Given instruction → Copy the passage of the Sabotage review between "A film review" and "some supreme disappointment.", inclusive, word for word.

Text section →

****************

A film review by Craig J. Koban August 7, 2014 

SABOTAGE jjj
 

2014, R, 110 mins.

 

Arnold Schwarzenegger as John 'Breacher' Wharton  /  Sam Worthington as Monster  /  Joe Manganiello as Grinder  /  Josh Holloway as Neck  /  Max Martini as Pyro  /  Terrence Howard as Sugar  /  Mireille Enos as Lizzy  /  Olivia Williams as Investigator Caroline Brentwood

Directed by David Ayer  /  Written by Skip Woods

Those of you journeying out to see SABOTAGE and expecting a fine return to pre-politician, action-hero-films-of-yesteryear form from Arnold Schwarzenegger may be setting themselves up for some supreme disappointment.

****************

Data excerpt →
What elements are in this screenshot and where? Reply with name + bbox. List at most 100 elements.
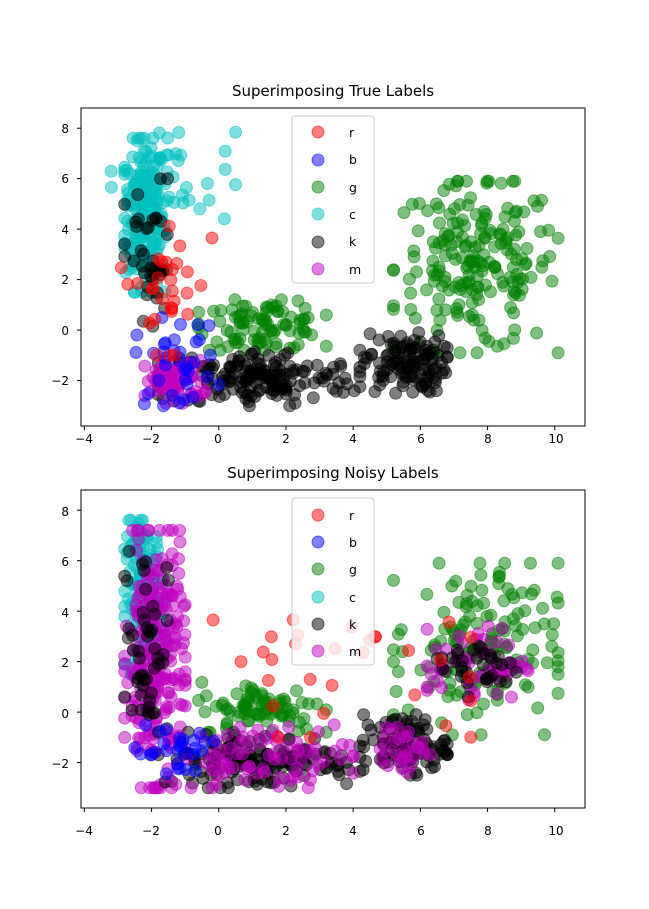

****************

Exercise output →
A film review by Craig J. Koban August 7, 2014 

SABOTAGE jjj
 

2014, R, 110 mins.

 

Arnold Schwarzenegger as John 'Breacher' Wharton  /  Sam Worthington as Monster  /  Joe Manganiello as Grinder  /  Josh Holloway as Neck  /  Max Martini as Pyro  /  Terrence Howard as Sugar  /  Mireille Enos as Lizzy  /  Olivia Williams as Investigator Caroline Brentwood

Directed by David Ayer  /  Written by Skip Woods

Those of you journeying out to see SABOTAGE and expecting a fine return to pre-politician, action-hero-films-of-yesteryear form from Arnold Schwarzenegger may be setting themselves up for some supreme disappointment.